Find the lines holding the string "purge" in the data, then copy all of them.

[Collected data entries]
····················

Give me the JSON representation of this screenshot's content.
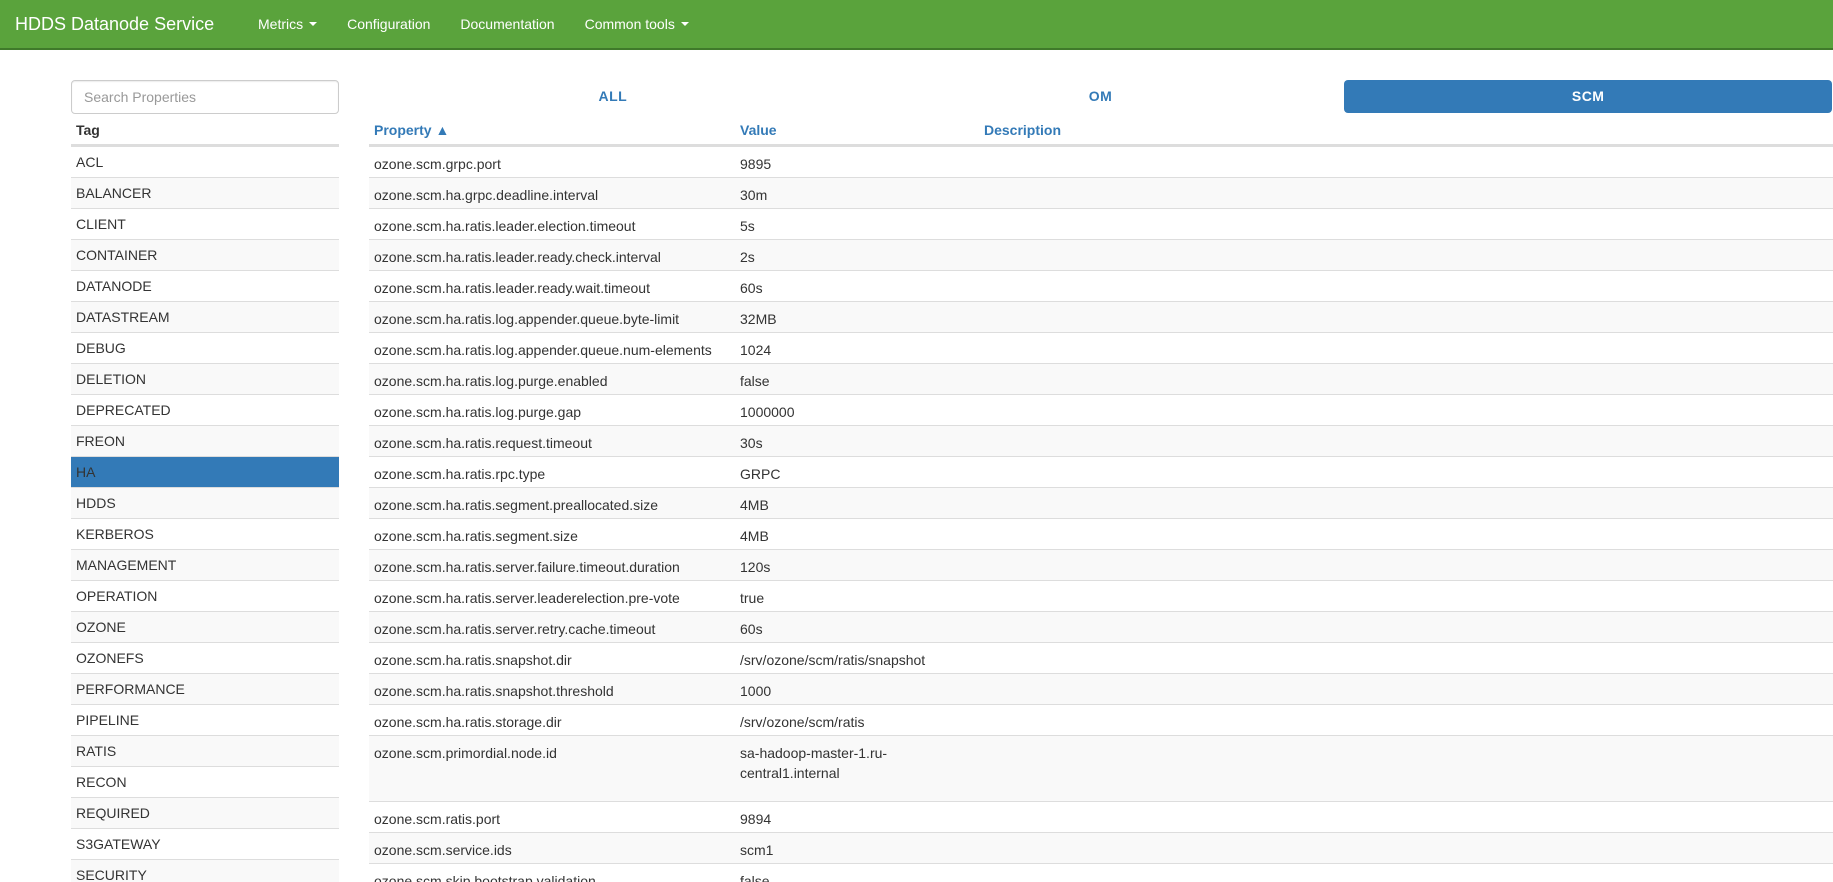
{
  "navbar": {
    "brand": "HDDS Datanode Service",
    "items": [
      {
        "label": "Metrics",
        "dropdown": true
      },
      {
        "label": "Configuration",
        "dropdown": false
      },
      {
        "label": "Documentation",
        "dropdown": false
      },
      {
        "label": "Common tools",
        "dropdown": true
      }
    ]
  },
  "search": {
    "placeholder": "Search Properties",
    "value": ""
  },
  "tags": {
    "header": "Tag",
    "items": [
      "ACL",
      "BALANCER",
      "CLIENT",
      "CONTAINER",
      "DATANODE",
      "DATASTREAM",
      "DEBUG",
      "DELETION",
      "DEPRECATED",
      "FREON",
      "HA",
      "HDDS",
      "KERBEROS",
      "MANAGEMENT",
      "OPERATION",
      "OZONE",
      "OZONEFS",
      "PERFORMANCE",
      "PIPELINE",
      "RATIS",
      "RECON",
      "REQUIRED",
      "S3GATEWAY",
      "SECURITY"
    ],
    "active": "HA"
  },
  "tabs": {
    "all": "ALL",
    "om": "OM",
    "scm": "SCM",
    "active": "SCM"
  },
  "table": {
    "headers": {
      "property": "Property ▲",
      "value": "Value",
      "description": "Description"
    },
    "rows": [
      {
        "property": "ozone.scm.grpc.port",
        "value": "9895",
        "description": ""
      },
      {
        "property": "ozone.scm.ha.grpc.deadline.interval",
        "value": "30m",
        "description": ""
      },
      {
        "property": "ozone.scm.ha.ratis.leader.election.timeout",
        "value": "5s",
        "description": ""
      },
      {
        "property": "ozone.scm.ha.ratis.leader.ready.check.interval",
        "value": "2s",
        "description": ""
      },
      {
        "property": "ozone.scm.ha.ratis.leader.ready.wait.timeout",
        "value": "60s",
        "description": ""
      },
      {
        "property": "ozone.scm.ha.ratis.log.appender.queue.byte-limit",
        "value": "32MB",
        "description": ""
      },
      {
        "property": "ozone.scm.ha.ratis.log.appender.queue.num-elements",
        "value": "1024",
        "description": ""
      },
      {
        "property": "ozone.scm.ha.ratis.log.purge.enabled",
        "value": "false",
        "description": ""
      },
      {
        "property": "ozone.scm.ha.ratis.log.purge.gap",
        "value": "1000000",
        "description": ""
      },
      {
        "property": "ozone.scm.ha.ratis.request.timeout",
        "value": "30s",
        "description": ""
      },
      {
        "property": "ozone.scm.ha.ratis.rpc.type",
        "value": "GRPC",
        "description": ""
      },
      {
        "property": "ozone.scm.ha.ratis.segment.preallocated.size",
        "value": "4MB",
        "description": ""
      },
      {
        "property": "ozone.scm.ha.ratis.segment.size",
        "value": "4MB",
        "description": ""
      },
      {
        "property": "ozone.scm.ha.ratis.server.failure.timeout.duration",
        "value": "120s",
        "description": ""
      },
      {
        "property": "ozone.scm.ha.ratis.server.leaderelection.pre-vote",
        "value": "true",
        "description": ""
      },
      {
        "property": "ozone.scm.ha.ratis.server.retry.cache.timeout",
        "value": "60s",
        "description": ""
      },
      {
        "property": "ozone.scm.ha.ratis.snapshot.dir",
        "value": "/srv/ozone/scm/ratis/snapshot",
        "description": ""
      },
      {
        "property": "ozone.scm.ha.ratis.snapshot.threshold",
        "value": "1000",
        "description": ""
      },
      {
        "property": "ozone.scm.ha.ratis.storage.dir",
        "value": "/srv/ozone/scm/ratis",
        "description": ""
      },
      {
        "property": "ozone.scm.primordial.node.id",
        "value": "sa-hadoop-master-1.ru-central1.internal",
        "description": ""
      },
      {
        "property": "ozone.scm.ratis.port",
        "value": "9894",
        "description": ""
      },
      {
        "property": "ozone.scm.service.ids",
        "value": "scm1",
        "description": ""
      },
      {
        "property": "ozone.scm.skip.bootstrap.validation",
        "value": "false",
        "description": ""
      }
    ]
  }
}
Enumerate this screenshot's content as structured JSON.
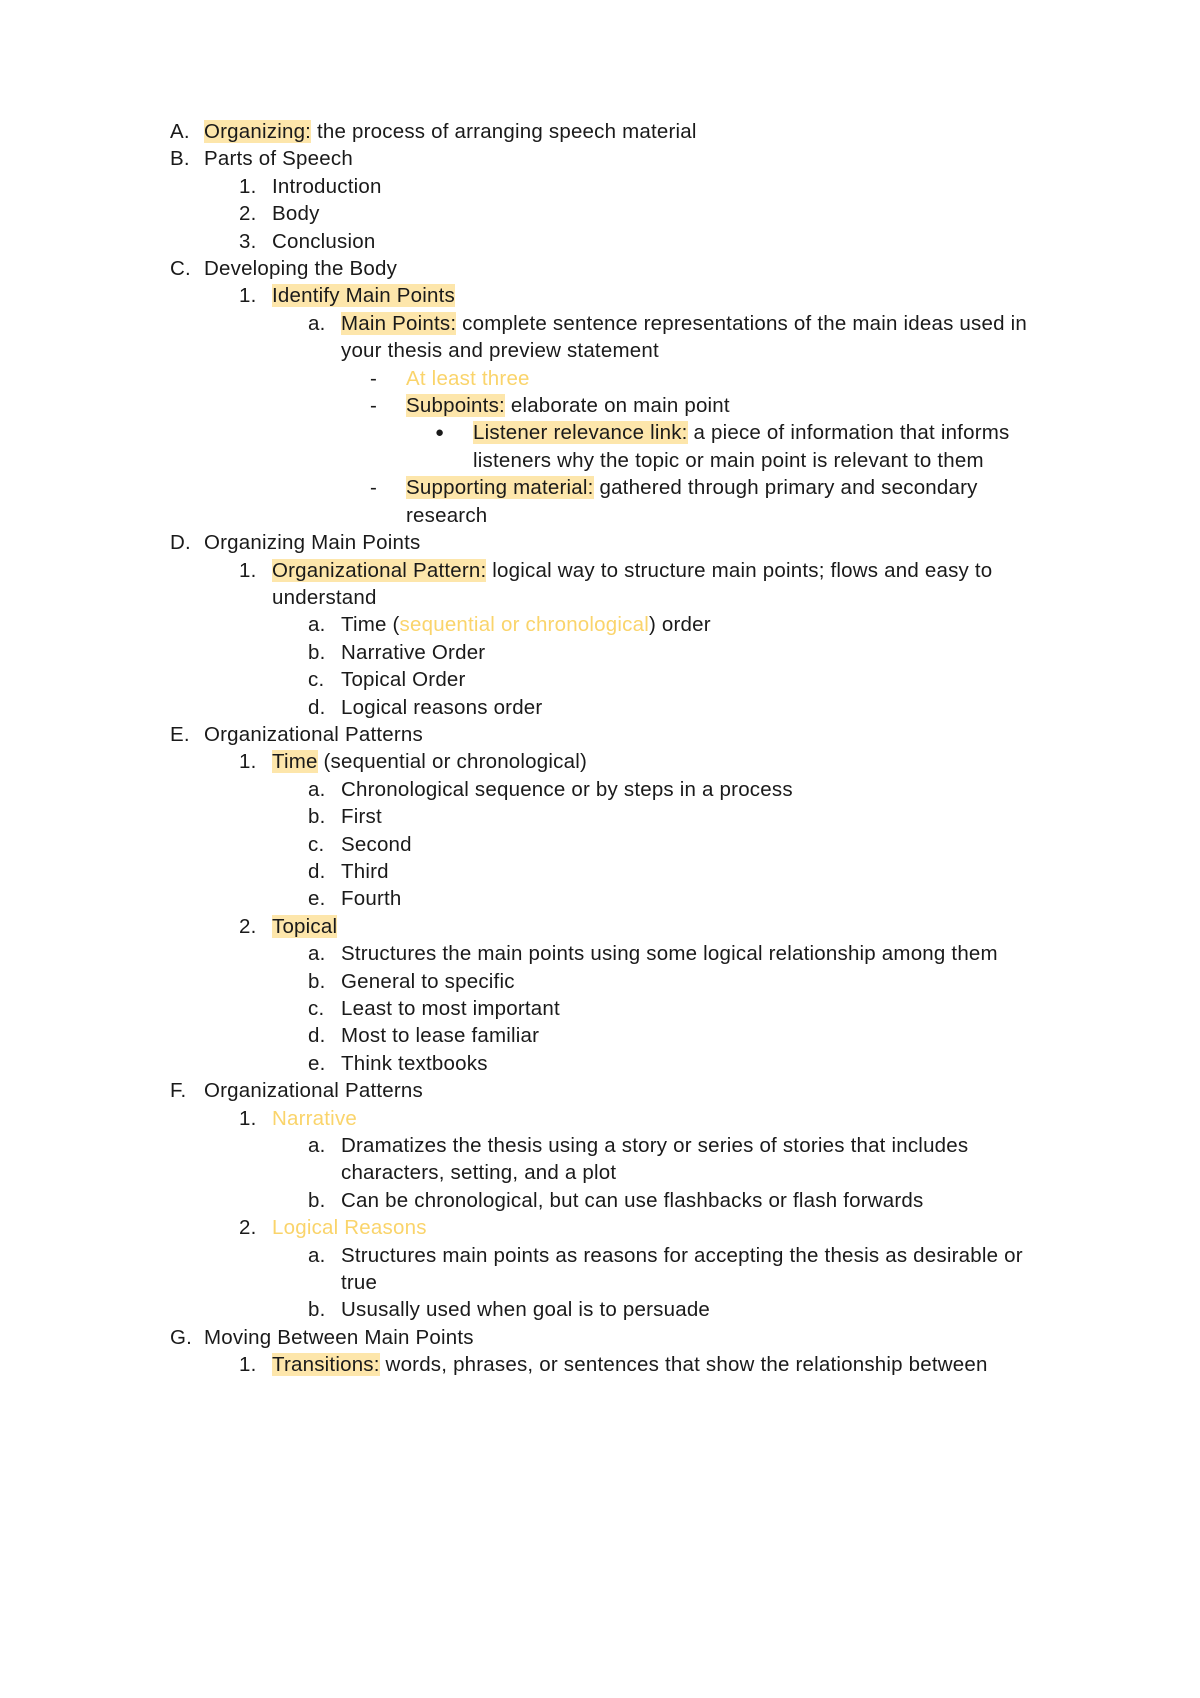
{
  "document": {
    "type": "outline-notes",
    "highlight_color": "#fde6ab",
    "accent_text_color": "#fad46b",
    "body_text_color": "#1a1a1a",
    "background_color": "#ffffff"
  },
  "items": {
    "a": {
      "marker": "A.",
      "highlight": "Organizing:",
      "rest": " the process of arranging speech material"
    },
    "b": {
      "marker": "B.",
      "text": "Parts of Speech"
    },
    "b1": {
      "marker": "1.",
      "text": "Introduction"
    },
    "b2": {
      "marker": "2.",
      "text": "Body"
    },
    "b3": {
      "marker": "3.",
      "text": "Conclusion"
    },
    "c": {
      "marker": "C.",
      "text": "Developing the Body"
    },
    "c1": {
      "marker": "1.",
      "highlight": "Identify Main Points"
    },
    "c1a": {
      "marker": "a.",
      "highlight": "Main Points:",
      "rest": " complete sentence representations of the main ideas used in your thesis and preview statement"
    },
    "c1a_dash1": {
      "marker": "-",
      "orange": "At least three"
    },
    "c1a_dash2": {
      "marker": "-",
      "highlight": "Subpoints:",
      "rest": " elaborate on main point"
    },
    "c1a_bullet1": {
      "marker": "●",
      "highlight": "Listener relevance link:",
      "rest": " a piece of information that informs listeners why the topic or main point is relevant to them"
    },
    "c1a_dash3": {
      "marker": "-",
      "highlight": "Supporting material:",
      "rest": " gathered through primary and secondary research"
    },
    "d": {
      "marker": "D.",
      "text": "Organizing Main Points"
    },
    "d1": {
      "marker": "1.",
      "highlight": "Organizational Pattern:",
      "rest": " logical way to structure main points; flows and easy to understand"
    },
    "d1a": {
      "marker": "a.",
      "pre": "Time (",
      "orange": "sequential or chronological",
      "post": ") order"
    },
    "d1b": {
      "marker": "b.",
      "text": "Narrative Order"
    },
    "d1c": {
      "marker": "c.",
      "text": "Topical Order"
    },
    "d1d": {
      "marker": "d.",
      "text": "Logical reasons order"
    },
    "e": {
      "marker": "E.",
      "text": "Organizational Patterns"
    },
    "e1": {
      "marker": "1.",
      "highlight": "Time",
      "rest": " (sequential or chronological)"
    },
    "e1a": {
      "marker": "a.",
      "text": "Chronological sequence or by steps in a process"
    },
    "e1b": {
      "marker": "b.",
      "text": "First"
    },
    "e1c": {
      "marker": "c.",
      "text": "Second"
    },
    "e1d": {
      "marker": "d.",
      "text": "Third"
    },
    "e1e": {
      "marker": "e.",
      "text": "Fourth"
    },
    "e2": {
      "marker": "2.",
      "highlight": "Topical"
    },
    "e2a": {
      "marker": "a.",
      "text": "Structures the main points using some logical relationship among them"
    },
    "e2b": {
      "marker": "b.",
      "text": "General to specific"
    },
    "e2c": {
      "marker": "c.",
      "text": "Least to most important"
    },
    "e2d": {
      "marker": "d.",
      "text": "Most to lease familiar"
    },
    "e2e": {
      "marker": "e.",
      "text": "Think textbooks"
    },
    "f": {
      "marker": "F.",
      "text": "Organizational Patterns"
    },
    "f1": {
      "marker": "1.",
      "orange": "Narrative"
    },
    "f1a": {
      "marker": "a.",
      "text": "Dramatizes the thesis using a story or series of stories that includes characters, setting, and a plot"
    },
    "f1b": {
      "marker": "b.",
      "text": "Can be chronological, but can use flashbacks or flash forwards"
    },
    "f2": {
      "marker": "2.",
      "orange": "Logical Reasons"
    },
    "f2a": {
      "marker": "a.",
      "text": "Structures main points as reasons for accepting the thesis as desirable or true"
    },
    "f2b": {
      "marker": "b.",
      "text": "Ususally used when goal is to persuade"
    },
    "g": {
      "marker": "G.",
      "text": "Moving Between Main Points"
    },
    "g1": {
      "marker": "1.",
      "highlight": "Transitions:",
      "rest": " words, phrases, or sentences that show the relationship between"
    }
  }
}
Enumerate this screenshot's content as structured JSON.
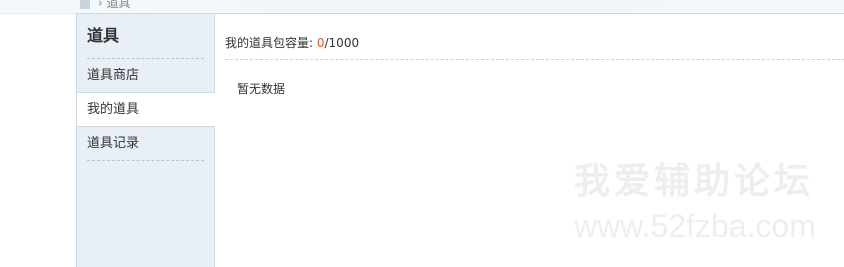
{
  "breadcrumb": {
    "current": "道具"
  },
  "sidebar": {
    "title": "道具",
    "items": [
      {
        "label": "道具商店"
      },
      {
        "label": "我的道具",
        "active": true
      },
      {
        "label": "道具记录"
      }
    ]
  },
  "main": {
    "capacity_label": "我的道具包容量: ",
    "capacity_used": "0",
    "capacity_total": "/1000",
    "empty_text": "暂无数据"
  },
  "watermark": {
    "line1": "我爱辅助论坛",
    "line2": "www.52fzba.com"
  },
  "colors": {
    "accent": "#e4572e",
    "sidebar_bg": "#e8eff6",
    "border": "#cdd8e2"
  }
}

····················

* SOLUTION TO THIS EXERCISE *
        "property": "ozone.scm.ha.ratis.log.purge.enabled",
        "property": "ozone.scm.ha.ratis.log.purge.gap",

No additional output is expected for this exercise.